▸ **What is being asked**
Among the entries below, find the lines with "kendine" and copy them.

▸ **Dataset rows**

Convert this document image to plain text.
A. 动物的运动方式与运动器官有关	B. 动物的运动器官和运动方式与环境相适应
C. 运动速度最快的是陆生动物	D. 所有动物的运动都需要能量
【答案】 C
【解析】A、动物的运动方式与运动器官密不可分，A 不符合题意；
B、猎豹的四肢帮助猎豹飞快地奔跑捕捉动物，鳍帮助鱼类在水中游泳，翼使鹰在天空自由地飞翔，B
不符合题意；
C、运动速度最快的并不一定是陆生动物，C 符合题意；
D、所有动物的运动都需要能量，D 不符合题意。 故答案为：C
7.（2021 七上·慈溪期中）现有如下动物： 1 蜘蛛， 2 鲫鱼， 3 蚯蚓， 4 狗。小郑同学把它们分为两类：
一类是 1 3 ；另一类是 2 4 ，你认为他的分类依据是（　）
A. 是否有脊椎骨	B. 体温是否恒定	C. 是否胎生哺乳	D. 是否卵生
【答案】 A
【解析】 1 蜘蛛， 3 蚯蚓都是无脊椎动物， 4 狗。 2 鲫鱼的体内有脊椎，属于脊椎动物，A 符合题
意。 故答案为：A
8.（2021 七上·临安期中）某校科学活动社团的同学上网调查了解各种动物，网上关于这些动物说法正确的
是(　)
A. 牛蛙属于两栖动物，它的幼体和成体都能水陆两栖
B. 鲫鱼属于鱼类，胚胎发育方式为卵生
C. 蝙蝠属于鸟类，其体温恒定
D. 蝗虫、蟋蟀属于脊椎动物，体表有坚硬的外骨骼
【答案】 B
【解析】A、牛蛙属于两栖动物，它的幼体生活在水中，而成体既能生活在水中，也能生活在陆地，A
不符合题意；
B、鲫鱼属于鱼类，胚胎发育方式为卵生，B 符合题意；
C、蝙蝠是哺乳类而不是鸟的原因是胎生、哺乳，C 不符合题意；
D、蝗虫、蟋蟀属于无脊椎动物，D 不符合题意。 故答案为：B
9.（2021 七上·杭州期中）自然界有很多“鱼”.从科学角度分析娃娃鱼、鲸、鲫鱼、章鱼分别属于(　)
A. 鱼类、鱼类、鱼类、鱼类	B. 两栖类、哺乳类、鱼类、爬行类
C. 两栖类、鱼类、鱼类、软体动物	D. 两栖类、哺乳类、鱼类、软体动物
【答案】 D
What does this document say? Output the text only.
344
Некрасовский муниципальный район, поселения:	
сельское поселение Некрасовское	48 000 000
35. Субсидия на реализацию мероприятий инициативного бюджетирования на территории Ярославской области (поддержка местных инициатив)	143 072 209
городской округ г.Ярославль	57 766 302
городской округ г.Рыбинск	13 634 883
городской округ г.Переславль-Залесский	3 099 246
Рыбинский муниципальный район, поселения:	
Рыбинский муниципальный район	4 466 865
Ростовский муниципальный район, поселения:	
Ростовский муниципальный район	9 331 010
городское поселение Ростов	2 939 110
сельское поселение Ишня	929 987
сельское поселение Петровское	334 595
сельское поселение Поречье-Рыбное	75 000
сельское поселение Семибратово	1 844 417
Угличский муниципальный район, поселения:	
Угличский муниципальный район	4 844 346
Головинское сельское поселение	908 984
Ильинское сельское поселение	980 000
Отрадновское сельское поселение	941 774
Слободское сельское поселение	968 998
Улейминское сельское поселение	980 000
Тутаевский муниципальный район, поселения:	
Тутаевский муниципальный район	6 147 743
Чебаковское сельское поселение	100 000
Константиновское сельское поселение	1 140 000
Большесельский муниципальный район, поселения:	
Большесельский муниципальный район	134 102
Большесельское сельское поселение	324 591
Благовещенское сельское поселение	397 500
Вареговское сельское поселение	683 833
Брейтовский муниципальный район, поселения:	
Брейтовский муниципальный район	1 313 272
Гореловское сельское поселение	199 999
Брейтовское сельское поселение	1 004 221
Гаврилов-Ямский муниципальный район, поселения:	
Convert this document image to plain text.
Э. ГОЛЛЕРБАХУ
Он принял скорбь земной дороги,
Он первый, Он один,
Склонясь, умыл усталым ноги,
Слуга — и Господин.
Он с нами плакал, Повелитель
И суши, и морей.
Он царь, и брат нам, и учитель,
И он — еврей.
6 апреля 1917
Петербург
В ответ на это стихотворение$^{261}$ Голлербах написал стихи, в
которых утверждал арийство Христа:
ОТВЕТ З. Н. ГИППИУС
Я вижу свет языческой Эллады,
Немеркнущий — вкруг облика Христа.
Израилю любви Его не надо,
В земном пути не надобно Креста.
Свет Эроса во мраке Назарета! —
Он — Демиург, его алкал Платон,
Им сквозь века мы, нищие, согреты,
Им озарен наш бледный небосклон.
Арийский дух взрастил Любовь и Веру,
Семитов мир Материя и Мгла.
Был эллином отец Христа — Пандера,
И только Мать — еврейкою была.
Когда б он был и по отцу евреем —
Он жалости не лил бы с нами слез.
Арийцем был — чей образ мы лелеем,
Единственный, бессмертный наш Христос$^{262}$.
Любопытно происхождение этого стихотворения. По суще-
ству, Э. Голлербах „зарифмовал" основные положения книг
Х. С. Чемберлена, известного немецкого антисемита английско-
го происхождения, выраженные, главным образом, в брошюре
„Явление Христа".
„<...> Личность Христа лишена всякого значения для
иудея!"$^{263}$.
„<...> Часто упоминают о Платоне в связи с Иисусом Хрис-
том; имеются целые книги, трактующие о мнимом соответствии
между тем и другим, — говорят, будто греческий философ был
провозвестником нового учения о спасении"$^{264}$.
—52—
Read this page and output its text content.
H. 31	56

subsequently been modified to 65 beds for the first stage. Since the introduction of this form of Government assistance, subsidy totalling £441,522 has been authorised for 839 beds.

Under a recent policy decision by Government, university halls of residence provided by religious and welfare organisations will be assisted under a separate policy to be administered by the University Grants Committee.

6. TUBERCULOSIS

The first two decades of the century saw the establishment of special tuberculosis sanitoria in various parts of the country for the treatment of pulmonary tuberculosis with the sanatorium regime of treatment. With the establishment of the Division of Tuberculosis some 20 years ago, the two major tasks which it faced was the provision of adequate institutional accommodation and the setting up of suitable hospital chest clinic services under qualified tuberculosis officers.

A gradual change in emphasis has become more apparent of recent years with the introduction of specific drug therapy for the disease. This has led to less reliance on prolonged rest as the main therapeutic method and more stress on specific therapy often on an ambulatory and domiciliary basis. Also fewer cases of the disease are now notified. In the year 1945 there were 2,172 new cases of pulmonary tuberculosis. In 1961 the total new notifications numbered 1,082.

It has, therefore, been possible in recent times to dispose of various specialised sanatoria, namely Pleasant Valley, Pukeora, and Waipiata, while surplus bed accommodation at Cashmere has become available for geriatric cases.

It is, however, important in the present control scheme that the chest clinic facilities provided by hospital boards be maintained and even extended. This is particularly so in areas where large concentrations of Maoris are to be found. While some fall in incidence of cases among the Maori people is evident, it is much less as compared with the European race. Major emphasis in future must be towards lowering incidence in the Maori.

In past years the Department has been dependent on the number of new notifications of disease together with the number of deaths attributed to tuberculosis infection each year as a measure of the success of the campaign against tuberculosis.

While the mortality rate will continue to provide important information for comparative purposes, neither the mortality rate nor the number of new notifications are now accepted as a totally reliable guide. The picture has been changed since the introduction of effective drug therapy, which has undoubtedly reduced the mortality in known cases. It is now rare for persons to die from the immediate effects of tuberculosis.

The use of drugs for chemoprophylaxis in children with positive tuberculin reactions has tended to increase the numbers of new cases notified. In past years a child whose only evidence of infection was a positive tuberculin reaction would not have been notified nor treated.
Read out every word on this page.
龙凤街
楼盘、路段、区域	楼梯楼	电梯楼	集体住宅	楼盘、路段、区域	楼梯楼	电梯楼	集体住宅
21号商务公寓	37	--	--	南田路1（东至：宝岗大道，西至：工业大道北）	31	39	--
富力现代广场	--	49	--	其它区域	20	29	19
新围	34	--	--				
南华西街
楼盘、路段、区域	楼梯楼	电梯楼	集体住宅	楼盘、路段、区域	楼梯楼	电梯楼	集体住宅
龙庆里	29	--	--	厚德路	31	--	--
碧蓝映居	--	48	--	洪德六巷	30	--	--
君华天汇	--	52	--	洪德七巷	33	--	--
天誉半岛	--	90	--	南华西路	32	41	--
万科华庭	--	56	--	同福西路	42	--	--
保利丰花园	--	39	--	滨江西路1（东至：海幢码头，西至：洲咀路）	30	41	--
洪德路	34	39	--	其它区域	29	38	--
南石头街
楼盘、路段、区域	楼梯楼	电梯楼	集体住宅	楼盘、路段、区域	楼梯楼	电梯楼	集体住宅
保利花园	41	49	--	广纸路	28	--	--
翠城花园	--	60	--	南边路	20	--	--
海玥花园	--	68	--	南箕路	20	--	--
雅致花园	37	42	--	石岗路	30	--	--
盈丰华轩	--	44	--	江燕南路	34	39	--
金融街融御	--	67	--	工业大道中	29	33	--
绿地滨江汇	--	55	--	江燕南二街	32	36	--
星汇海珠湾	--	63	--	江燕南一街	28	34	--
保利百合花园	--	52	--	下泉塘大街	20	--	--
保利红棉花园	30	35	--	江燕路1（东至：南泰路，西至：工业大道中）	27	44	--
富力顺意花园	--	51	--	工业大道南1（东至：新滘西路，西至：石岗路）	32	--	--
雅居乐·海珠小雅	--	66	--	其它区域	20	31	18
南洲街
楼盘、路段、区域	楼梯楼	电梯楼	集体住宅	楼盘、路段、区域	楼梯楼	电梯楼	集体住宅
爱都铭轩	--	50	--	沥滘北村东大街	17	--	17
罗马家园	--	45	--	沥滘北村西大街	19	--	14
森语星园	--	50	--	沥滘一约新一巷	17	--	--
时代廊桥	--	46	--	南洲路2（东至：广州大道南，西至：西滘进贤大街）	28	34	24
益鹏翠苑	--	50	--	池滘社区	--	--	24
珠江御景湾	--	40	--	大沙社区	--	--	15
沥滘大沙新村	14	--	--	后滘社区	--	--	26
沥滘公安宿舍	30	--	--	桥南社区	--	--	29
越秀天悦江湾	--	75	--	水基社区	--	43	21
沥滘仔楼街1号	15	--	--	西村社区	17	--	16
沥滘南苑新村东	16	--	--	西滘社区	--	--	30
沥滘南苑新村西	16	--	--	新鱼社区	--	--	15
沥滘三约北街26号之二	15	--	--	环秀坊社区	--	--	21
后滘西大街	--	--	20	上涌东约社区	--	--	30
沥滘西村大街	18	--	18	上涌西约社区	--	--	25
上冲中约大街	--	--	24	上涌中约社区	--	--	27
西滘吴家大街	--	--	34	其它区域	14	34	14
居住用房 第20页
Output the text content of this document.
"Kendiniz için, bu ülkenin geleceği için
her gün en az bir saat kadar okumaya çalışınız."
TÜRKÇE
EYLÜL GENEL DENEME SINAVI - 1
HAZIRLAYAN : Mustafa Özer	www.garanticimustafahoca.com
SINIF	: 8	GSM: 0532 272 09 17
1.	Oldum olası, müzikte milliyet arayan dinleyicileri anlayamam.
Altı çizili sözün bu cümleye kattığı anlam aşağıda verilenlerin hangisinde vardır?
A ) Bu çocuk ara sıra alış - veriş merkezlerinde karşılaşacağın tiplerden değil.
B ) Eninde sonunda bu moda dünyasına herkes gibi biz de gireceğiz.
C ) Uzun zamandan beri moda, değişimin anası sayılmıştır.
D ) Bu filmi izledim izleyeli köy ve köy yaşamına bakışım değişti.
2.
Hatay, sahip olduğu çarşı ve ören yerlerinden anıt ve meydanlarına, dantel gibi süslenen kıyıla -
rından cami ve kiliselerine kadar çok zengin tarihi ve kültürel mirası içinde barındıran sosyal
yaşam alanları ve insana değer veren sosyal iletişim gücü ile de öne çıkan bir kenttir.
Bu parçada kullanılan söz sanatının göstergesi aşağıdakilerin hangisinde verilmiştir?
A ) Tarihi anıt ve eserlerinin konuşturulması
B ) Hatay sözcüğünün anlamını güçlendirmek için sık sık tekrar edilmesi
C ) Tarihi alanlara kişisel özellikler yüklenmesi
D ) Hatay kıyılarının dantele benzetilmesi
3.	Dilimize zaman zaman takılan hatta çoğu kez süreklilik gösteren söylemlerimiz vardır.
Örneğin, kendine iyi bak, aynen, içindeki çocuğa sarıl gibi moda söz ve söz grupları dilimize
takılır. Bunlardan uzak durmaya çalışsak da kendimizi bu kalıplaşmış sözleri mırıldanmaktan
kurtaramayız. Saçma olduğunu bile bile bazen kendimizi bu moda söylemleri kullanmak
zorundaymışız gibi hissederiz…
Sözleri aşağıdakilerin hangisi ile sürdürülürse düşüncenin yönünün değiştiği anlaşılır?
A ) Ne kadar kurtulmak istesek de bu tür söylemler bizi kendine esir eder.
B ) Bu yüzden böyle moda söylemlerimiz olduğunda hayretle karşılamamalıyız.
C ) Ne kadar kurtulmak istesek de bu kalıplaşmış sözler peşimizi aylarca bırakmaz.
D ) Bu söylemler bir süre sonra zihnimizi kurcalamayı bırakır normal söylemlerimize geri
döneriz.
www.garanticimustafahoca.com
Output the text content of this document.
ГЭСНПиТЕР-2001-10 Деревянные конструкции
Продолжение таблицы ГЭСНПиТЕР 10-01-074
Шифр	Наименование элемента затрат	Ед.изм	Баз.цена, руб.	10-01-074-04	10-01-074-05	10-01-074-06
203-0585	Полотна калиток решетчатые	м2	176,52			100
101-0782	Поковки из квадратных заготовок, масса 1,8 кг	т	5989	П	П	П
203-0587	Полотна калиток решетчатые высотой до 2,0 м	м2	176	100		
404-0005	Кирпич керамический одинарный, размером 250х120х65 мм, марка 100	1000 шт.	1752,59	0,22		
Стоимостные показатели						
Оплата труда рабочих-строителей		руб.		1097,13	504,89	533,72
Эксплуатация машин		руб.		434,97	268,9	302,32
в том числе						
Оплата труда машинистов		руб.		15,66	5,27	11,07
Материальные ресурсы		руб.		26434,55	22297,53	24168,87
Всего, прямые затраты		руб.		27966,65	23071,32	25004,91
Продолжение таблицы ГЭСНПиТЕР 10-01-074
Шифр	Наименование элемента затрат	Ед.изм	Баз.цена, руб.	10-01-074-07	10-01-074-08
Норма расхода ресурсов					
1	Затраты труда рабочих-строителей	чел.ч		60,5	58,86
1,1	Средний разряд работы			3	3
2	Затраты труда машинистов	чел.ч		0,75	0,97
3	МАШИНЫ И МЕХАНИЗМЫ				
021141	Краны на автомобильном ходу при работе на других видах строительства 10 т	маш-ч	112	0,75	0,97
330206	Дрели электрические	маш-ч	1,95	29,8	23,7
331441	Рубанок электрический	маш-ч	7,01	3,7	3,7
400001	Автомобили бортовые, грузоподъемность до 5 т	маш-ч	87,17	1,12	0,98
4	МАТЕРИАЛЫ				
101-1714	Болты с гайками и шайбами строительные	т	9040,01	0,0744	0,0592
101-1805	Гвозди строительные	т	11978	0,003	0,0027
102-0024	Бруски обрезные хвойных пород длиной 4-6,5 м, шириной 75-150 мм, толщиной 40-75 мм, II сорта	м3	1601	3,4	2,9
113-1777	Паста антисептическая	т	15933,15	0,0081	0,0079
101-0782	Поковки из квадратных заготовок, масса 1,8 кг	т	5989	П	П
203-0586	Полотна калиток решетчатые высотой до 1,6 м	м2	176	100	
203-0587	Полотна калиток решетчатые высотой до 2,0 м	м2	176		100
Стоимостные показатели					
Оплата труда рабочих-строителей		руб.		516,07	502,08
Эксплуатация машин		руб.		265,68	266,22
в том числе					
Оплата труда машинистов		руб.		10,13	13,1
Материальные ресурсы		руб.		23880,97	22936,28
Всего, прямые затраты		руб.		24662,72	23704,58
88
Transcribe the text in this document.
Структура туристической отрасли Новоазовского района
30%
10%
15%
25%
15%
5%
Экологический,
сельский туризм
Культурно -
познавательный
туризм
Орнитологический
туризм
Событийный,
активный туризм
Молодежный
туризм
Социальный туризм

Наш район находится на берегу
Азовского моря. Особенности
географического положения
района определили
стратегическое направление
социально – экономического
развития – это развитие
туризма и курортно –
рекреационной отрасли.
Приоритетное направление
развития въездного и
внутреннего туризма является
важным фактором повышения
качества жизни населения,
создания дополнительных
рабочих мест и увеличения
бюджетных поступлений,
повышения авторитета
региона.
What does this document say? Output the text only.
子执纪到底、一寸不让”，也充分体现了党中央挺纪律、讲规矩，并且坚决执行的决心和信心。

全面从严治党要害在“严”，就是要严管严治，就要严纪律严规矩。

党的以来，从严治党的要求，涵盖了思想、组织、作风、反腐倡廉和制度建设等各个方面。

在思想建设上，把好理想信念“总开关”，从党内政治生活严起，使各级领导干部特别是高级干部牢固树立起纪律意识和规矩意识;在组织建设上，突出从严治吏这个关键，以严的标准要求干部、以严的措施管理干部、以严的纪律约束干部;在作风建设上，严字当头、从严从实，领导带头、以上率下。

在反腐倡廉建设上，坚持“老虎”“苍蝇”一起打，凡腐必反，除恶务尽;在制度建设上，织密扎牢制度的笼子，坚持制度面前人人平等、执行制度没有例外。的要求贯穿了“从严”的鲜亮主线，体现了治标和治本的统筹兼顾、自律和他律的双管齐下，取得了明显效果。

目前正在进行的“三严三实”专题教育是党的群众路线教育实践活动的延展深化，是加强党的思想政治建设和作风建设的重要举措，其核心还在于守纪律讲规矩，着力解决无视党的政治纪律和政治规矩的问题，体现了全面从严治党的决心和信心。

▸ **Expected output**
Örneğin, kendine iyi bak, aynen, içindeki çocuğa sarıl gibi moda söz ve söz grupları dilimize
A ) Ne kadar kurtulmak istesek de bu tür söylemler bizi kendine esir eder.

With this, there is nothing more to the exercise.